==== DATA SHOWN ====

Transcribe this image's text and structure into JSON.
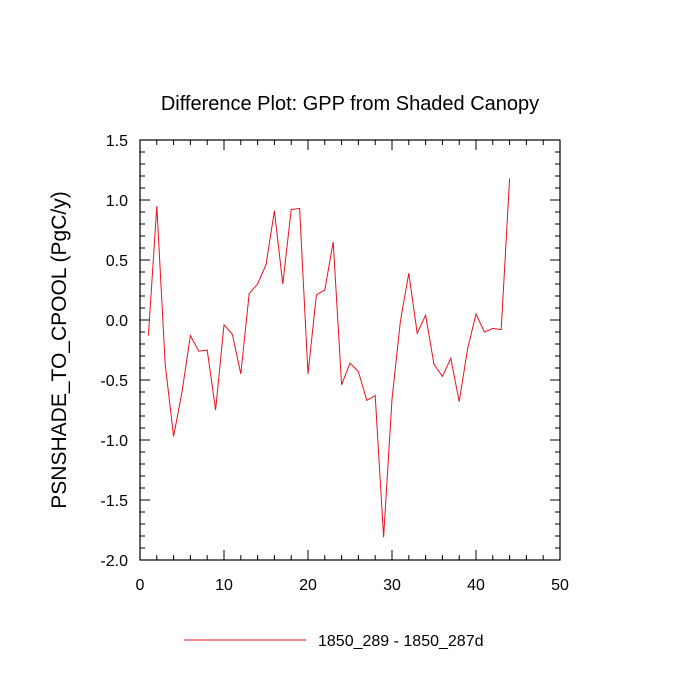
{
  "chart_data": {
    "type": "line",
    "title": "Difference Plot: GPP from Shaded Canopy",
    "xlabel": "",
    "ylabel": "PSNSHADE_TO_CPOOL  (PgC/y)",
    "xlim": [
      0,
      50
    ],
    "ylim": [
      -2.0,
      1.5
    ],
    "x_ticks": [
      0,
      10,
      20,
      30,
      40,
      50
    ],
    "x_tick_labels": [
      "0",
      "10",
      "20",
      "30",
      "40",
      "50"
    ],
    "y_ticks": [
      -2.0,
      -1.5,
      -1.0,
      -0.5,
      0.0,
      0.5,
      1.0,
      1.5
    ],
    "y_tick_labels": [
      "-2.0",
      "-1.5",
      "-1.0",
      "-0.5",
      "0.0",
      "0.5",
      "1.0",
      "1.5"
    ],
    "grid": false,
    "legend_position": "bottom-center",
    "series": [
      {
        "name": "1850_289 - 1850_287d",
        "color": "#e8121b",
        "x": [
          1,
          2,
          3,
          4,
          5,
          6,
          7,
          8,
          9,
          10,
          11,
          12,
          13,
          14,
          15,
          16,
          17,
          18,
          19,
          20,
          21,
          22,
          23,
          24,
          25,
          26,
          27,
          28,
          29,
          30,
          31,
          32,
          33,
          34,
          35,
          36,
          37,
          38,
          39,
          40,
          41,
          42,
          43,
          44
        ],
        "values": [
          -0.13,
          0.95,
          -0.37,
          -0.97,
          -0.6,
          -0.13,
          -0.26,
          -0.25,
          -0.75,
          -0.04,
          -0.12,
          -0.45,
          0.22,
          0.3,
          0.46,
          0.91,
          0.3,
          0.92,
          0.93,
          -0.45,
          0.21,
          0.25,
          0.65,
          -0.54,
          -0.36,
          -0.43,
          -0.67,
          -0.63,
          -1.81,
          -0.66,
          -0.01,
          0.39,
          -0.11,
          0.04,
          -0.37,
          -0.47,
          -0.32,
          -0.68,
          -0.24,
          0.05,
          -0.1,
          -0.07,
          -0.08,
          1.18
        ]
      }
    ]
  }
}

====

DIRECTIVE: Write out the listing above again, exactly, but with no pictures in the copy.

REPLY TO THE TASK:
Transcribe this image's text and structure into JSON.
{
  "chart_data": {
    "type": "line",
    "title": "Difference Plot: GPP from Shaded Canopy",
    "xlabel": "",
    "ylabel": "PSNSHADE_TO_CPOOL  (PgC/y)",
    "xlim": [
      0,
      50
    ],
    "ylim": [
      -2.0,
      1.5
    ],
    "x_ticks": [
      0,
      10,
      20,
      30,
      40,
      50
    ],
    "x_tick_labels": [
      "0",
      "10",
      "20",
      "30",
      "40",
      "50"
    ],
    "y_ticks": [
      -2.0,
      -1.5,
      -1.0,
      -0.5,
      0.0,
      0.5,
      1.0,
      1.5
    ],
    "y_tick_labels": [
      "-2.0",
      "-1.5",
      "-1.0",
      "-0.5",
      "0.0",
      "0.5",
      "1.0",
      "1.5"
    ],
    "grid": false,
    "legend_position": "bottom-center",
    "series": [
      {
        "name": "1850_289 - 1850_287d",
        "color": "#e8121b",
        "x": [
          1,
          2,
          3,
          4,
          5,
          6,
          7,
          8,
          9,
          10,
          11,
          12,
          13,
          14,
          15,
          16,
          17,
          18,
          19,
          20,
          21,
          22,
          23,
          24,
          25,
          26,
          27,
          28,
          29,
          30,
          31,
          32,
          33,
          34,
          35,
          36,
          37,
          38,
          39,
          40,
          41,
          42,
          43,
          44
        ],
        "values": [
          -0.13,
          0.95,
          -0.37,
          -0.97,
          -0.6,
          -0.13,
          -0.26,
          -0.25,
          -0.75,
          -0.04,
          -0.12,
          -0.45,
          0.22,
          0.3,
          0.46,
          0.91,
          0.3,
          0.92,
          0.93,
          -0.45,
          0.21,
          0.25,
          0.65,
          -0.54,
          -0.36,
          -0.43,
          -0.67,
          -0.63,
          -1.81,
          -0.66,
          -0.01,
          0.39,
          -0.11,
          0.04,
          -0.37,
          -0.47,
          -0.32,
          -0.68,
          -0.24,
          0.05,
          -0.1,
          -0.07,
          -0.08,
          1.18
        ]
      }
    ]
  }
}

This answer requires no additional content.